Items listed in a dataset:
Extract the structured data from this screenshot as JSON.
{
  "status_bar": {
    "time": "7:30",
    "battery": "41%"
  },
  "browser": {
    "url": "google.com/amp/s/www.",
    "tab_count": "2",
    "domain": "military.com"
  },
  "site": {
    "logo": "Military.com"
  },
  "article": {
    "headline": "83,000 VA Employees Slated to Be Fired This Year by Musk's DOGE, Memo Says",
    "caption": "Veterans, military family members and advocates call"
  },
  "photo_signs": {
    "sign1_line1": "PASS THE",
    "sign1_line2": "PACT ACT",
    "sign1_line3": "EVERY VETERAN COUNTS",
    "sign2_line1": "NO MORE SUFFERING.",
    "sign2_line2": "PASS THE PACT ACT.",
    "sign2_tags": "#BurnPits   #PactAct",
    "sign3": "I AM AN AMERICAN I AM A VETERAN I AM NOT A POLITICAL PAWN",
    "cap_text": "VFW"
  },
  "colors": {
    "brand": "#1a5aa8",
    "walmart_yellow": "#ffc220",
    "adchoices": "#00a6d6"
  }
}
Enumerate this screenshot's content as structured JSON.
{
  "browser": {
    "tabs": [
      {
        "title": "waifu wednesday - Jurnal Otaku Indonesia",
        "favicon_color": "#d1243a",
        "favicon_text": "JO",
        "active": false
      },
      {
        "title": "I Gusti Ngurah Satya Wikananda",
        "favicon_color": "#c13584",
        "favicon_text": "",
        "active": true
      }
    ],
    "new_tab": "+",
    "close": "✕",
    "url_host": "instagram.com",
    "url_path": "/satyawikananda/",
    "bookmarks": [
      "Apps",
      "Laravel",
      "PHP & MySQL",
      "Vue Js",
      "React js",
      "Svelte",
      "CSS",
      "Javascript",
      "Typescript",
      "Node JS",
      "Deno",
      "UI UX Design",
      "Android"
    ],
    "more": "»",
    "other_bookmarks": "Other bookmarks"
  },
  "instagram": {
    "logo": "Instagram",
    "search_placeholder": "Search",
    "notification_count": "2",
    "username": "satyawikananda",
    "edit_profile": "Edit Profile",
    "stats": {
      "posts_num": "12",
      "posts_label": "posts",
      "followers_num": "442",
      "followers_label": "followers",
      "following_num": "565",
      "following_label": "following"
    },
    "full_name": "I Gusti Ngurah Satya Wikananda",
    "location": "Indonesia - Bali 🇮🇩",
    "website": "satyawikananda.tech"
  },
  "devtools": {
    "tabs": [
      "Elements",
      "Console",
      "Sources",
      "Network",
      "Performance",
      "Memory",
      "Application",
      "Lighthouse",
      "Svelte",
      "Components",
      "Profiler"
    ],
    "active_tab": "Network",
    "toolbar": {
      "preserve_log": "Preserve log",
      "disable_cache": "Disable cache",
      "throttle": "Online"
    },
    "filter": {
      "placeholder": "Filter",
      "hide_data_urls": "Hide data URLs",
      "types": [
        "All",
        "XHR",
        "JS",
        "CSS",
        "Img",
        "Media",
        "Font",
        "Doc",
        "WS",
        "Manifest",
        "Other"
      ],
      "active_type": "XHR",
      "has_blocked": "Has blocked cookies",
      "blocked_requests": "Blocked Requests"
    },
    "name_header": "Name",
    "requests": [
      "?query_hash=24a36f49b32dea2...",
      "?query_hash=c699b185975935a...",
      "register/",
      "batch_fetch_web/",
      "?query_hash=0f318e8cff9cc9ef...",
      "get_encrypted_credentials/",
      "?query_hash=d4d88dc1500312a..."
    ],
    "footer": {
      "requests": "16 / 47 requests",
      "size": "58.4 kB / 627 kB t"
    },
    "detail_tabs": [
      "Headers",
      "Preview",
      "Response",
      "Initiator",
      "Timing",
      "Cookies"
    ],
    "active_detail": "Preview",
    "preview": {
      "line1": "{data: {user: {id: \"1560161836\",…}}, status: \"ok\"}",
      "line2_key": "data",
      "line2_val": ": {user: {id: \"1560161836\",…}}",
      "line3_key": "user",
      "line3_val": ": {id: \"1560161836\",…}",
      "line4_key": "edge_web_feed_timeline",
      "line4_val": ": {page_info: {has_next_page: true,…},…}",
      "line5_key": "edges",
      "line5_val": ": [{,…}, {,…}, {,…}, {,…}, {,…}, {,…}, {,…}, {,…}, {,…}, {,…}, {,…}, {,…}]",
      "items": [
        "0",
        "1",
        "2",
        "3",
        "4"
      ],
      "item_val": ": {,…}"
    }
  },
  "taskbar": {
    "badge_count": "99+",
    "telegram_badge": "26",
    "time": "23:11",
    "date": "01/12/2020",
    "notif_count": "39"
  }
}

Your goal: Each line of the listing should be copied exactly.

Answer to this problem:
Extract the structured data from this screenshot as JSON.
{
  "status_bar": {
    "time": "7:30",
    "battery": "41%"
  },
  "browser": {
    "url": "google.com/amp/s/www.",
    "tab_count": "2",
    "domain": "military.com"
  },
  "site": {
    "logo": "Military.com"
  },
  "article": {
    "headline": "83,000 VA Employees Slated to Be Fired This Year by Musk's DOGE, Memo Says",
    "caption": "Veterans, military family members and advocates call"
  },
  "photo_signs": {
    "sign1_line1": "PASS THE",
    "sign1_line2": "PACT ACT",
    "sign1_line3": "EVERY VETERAN COUNTS",
    "sign2_line1": "NO MORE SUFFERING.",
    "sign2_line2": "PASS THE PACT ACT.",
    "sign2_tags": "#BurnPits   #PactAct",
    "sign3": "I AM AN AMERICAN I AM A VETERAN I AM NOT A POLITICAL PAWN",
    "cap_text": "VFW"
  },
  "colors": {
    "brand": "#1a5aa8",
    "walmart_yellow": "#ffc220",
    "adchoices": "#00a6d6"
  }
}
Enumerate this screenshot's content as structured JSON.
{
  "browser": {
    "tabs": [
      {
        "title": "waifu wednesday - Jurnal Otaku Indonesia",
        "favicon_color": "#d1243a",
        "favicon_text": "JO",
        "active": false
      },
      {
        "title": "I Gusti Ngurah Satya Wikananda",
        "favicon_color": "#c13584",
        "favicon_text": "",
        "active": true
      }
    ],
    "new_tab": "+",
    "close": "✕",
    "url_host": "instagram.com",
    "url_path": "/satyawikananda/",
    "bookmarks": [
      "Apps",
      "Laravel",
      "PHP & MySQL",
      "Vue Js",
      "React js",
      "Svelte",
      "CSS",
      "Javascript",
      "Typescript",
      "Node JS",
      "Deno",
      "UI UX Design",
      "Android"
    ],
    "more": "»",
    "other_bookmarks": "Other bookmarks"
  },
  "instagram": {
    "logo": "Instagram",
    "search_placeholder": "Search",
    "notification_count": "2",
    "username": "satyawikananda",
    "edit_profile": "Edit Profile",
    "stats": {
      "posts_num": "12",
      "posts_label": "posts",
      "followers_num": "442",
      "followers_label": "followers",
      "following_num": "565",
      "following_label": "following"
    },
    "full_name": "I Gusti Ngurah Satya Wikananda",
    "location": "Indonesia - Bali 🇮🇩",
    "website": "satyawikananda.tech"
  },
  "devtools": {
    "tabs": [
      "Elements",
      "Console",
      "Sources",
      "Network",
      "Performance",
      "Memory",
      "Application",
      "Lighthouse",
      "Svelte",
      "Components",
      "Profiler"
    ],
    "active_tab": "Network",
    "toolbar": {
      "preserve_log": "Preserve log",
      "disable_cache": "Disable cache",
      "throttle": "Online"
    },
    "filter": {
      "placeholder": "Filter",
      "hide_data_urls": "Hide data URLs",
      "types": [
        "All",
        "XHR",
        "JS",
        "CSS",
        "Img",
        "Media",
        "Font",
        "Doc",
        "WS",
        "Manifest",
        "Other"
      ],
      "active_type": "XHR",
      "has_blocked": "Has blocked cookies",
      "blocked_requests": "Blocked Requests"
    },
    "name_header": "Name",
    "requests": [
      "?query_hash=24a36f49b32dea2...",
      "?query_hash=c699b185975935a...",
      "register/",
      "batch_fetch_web/",
      "?query_hash=0f318e8cff9cc9ef...",
      "get_encrypted_credentials/",
      "?query_hash=d4d88dc1500312a..."
    ],
    "footer": {
      "requests": "16 / 47 requests",
      "size": "58.4 kB / 627 kB t"
    },
    "detail_tabs": [
      "Headers",
      "Preview",
      "Response",
      "Initiator",
      "Timing",
      "Cookies"
    ],
    "active_detail": "Preview",
    "preview": {
      "line1": "{data: {user: {id: \"1560161836\",…}}, status: \"ok\"}",
      "line2_key": "data",
      "line2_val": ": {user: {id: \"1560161836\",…}}",
      "line3_key": "user",
      "line3_val": ": {id: \"1560161836\",…}",
      "line4_key": "edge_web_feed_timeline",
      "line4_val": ": {page_info: {has_next_page: true,…},…}",
      "line5_key": "edges",
      "line5_val": ": [{,…}, {,…}, {,…}, {,…}, {,…}, {,…}, {,…}, {,…}, {,…}, {,…}, {,…}, {,…}]",
      "items": [
        "0",
        "1",
        "2",
        "3",
        "4"
      ],
      "item_val": ": {,…}"
    }
  },
  "taskbar": {
    "badge_count": "99+",
    "telegram_badge": "26",
    "time": "23:11",
    "date": "01/12/2020",
    "notif_count": "39"
  }
}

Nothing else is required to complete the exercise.